▶ **PROBLEM STATEMENT**
Show every line where "만화상상놀이터" occurs.

▶ **RECORD EXCERPTS**
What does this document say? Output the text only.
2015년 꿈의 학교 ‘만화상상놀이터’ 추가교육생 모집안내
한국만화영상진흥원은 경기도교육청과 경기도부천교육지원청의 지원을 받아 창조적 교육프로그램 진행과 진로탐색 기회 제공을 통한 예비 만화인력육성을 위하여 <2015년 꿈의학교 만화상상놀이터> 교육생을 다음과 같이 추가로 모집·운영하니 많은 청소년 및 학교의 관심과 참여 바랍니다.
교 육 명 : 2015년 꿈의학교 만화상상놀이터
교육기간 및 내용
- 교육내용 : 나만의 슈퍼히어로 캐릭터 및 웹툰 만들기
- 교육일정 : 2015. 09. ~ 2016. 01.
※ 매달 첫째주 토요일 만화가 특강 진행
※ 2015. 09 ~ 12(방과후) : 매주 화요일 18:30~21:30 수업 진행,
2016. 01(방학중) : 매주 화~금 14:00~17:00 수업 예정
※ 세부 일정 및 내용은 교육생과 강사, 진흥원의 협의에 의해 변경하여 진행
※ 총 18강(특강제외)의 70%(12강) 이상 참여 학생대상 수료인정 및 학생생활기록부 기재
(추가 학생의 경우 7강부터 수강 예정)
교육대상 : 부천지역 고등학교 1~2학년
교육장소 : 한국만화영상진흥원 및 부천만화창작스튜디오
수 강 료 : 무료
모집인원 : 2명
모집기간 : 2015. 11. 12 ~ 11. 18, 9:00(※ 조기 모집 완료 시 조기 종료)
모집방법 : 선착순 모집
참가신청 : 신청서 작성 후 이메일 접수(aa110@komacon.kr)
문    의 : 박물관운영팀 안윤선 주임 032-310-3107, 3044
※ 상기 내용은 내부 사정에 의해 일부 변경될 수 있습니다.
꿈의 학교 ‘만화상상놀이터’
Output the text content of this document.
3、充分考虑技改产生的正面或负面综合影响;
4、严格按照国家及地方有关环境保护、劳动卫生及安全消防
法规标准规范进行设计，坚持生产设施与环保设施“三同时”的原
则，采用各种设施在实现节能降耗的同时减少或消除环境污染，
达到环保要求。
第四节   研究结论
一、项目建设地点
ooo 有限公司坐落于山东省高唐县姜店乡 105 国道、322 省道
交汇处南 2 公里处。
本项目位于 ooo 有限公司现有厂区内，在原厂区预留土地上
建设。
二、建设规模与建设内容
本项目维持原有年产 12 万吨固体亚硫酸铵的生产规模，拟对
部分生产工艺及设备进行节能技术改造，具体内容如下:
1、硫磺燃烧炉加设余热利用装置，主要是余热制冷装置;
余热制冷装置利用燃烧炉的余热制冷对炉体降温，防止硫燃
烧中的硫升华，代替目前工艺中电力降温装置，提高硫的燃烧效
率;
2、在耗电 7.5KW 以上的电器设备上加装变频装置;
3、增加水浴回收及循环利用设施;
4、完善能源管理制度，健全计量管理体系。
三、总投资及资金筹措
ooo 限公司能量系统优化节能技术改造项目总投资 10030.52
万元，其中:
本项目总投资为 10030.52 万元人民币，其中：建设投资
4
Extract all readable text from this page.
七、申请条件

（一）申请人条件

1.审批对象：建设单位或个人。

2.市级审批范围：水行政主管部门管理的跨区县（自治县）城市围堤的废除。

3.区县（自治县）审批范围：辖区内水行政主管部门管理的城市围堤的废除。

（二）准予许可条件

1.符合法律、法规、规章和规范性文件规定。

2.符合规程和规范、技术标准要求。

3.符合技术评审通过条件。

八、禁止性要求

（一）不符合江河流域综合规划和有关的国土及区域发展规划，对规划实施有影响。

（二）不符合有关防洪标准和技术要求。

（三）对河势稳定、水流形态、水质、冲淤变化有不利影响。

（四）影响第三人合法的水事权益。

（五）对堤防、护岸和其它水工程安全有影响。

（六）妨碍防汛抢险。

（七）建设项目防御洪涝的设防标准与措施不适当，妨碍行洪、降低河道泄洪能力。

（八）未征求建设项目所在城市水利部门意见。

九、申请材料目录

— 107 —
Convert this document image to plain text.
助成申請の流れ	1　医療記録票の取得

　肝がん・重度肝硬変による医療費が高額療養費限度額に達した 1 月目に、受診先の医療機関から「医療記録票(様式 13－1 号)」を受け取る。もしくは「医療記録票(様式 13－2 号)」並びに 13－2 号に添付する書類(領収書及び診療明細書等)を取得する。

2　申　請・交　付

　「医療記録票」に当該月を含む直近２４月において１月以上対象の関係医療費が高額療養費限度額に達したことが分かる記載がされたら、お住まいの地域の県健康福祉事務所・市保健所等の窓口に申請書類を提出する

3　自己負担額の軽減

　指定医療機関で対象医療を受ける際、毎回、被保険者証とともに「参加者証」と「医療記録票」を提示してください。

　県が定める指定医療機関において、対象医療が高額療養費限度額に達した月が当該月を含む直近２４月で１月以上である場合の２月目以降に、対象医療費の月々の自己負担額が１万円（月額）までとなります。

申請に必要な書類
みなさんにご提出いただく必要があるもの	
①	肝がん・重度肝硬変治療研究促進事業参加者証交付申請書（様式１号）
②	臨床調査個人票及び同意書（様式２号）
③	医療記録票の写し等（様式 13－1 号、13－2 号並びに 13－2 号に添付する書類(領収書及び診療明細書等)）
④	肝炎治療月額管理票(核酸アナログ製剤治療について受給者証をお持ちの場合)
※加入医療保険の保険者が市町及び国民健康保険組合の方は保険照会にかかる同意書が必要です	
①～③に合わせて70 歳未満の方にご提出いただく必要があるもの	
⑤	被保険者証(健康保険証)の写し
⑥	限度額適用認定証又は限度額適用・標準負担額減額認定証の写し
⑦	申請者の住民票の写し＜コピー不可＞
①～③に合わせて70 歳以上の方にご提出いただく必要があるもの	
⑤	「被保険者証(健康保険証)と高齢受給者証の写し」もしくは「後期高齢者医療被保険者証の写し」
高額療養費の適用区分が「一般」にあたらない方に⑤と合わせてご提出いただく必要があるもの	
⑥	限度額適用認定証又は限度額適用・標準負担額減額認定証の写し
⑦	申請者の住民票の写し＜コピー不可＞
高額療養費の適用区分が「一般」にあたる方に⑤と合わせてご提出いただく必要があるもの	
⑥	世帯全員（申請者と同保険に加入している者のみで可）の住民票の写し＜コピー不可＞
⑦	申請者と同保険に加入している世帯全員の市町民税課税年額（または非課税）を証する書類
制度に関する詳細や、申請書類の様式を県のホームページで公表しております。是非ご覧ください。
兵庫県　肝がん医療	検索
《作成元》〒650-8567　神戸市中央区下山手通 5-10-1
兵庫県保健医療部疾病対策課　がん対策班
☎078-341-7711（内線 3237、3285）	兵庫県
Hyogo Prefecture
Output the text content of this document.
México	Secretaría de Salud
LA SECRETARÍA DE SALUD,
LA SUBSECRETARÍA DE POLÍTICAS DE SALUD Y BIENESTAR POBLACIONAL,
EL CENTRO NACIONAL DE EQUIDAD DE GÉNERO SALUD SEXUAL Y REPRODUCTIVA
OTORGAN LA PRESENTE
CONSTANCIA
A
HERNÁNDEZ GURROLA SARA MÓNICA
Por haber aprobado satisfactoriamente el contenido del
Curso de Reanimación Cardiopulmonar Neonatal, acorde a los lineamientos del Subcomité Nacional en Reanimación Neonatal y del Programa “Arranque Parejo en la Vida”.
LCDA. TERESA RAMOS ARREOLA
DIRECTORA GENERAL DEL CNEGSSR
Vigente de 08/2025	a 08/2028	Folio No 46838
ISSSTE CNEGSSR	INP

▶ **ANSWER TO THE EXERCISE**
2015년 꿈의 학교 ‘만화상상놀이터’ 추가교육생 모집안내
한국만화영상진흥원은 경기도교육청과 경기도부천교육지원청의 지원을 받아 창조적 교육프로그램 진행과 진로탐색 기회 제공을 통한 예비 만화인력육성을 위하여 <2015년 꿈의학교 만화상상놀이터> 교육생을 다음과 같이 추가로 모집·운영하니 많은 청소년 및 학교의 관심과 참여 바랍니다.
교 육 명 : 2015년 꿈의학교 만화상상놀이터
꿈의 학교 ‘만화상상놀이터’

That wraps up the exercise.